# Material supplied start
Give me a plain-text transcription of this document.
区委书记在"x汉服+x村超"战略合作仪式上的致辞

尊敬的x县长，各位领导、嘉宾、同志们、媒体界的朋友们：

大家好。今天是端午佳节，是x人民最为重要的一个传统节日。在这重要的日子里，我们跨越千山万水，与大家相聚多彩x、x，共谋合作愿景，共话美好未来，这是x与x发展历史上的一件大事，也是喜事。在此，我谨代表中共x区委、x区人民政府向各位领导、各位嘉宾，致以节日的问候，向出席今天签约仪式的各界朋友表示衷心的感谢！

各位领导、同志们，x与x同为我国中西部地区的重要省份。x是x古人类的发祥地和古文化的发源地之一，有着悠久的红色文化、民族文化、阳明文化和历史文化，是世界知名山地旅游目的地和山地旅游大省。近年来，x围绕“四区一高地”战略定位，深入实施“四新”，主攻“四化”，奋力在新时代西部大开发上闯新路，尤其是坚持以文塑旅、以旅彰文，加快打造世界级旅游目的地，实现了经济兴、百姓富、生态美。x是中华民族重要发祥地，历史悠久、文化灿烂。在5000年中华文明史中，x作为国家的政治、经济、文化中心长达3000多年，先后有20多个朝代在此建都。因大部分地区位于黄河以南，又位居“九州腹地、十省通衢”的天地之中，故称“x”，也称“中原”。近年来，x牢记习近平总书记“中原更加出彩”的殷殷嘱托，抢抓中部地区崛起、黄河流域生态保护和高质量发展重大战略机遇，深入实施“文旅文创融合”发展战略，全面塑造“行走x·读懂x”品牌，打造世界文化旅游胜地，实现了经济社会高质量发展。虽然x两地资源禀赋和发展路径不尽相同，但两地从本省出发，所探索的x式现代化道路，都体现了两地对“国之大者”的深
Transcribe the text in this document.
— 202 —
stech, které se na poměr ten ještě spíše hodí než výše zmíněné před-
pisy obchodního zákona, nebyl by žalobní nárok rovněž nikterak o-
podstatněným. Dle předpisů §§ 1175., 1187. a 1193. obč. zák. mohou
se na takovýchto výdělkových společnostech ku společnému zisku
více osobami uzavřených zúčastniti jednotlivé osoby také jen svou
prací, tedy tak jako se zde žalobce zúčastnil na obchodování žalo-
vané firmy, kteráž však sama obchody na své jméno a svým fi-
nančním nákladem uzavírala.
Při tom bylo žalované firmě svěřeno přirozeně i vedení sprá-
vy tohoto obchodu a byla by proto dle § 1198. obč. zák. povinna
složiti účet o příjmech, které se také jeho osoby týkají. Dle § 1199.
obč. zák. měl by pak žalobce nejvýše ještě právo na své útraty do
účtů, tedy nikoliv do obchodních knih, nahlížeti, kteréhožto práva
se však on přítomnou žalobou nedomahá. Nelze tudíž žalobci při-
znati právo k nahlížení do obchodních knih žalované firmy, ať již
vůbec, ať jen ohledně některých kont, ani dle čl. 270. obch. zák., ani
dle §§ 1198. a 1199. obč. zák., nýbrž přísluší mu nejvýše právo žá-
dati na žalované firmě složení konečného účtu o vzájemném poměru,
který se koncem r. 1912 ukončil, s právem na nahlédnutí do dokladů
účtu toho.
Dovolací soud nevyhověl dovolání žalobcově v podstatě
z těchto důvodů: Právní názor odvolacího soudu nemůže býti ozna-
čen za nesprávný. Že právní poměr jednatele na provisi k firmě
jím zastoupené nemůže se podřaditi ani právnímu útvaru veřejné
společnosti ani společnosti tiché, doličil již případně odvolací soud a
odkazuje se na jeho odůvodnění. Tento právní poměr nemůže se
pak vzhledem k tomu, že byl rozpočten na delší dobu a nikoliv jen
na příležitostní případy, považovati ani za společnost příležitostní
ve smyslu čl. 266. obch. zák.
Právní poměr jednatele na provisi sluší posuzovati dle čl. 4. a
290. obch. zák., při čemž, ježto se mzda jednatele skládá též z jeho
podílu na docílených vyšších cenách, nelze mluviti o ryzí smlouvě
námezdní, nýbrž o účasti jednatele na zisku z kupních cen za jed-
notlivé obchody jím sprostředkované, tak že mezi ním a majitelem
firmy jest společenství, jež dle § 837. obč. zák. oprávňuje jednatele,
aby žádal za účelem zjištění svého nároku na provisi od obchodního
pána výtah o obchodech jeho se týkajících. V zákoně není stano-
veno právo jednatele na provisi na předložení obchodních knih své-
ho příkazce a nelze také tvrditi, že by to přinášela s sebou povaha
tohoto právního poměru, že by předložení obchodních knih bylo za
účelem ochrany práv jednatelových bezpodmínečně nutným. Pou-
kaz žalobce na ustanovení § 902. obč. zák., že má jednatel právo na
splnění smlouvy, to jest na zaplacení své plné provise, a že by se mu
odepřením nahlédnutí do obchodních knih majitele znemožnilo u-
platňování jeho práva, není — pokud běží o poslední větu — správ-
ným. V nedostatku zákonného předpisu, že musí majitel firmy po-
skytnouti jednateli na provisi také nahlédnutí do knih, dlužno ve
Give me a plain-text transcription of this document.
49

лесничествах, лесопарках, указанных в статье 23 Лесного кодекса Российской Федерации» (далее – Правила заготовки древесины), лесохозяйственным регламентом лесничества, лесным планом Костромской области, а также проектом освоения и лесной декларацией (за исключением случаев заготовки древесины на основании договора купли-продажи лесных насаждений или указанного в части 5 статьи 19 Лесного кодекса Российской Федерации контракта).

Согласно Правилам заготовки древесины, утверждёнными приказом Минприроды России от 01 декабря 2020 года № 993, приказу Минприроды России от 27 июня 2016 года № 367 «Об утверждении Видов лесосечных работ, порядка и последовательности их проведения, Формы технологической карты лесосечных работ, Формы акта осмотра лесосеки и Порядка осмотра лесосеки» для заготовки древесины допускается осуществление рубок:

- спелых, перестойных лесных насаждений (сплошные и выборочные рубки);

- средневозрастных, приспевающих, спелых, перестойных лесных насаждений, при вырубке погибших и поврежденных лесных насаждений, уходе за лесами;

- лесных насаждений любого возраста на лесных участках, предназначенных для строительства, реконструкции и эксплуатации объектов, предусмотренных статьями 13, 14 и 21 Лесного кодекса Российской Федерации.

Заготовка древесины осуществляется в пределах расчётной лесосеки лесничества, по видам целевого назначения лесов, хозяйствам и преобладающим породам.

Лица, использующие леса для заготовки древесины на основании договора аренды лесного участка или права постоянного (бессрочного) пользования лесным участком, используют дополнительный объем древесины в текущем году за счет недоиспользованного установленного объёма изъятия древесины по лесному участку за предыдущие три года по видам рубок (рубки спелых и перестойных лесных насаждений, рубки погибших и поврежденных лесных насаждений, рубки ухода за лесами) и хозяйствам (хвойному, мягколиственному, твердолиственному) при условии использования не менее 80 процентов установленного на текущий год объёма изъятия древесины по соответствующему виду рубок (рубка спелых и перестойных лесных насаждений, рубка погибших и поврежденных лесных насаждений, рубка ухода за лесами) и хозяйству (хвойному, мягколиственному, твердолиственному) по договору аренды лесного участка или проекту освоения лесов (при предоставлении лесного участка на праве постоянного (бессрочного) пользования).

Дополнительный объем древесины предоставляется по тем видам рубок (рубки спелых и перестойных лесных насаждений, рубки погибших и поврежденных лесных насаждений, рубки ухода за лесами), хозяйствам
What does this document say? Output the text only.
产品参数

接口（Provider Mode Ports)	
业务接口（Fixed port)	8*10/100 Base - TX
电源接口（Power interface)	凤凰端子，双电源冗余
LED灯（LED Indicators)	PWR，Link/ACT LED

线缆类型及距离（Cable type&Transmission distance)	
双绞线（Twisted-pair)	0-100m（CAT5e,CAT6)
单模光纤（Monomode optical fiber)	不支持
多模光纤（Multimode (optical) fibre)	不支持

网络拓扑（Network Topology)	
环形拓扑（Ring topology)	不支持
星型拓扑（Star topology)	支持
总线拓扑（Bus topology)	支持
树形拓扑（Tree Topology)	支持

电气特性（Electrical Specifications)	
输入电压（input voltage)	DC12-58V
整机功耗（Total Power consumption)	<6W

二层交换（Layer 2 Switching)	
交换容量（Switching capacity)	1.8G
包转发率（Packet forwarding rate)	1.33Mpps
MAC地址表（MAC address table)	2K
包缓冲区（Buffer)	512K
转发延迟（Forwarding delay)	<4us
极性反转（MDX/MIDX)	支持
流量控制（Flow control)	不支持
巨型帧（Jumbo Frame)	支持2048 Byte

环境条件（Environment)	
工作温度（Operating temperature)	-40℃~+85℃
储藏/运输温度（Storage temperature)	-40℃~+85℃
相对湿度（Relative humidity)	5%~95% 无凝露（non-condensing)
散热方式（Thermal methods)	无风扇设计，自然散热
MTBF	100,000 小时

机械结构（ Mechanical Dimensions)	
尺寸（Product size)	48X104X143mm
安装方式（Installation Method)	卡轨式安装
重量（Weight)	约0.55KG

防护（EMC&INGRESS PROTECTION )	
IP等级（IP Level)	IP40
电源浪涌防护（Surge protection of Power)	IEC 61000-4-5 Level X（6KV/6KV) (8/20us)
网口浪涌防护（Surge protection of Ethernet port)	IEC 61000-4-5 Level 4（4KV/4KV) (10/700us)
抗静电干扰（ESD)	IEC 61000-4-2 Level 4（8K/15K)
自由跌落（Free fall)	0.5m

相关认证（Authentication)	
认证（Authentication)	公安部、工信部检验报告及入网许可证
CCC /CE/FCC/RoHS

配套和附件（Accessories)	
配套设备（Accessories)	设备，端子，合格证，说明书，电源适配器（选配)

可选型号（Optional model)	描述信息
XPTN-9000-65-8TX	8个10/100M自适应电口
# Material supplied end
In the records above, find each line that holds the word "obchody"; copy all such lines.

◆ **Expected answer**
vané firmy, kteráž však sama obchody na své jméno a svým fi-
notlivé obchody jím sprostředkované, tak že mezi ním a majitelem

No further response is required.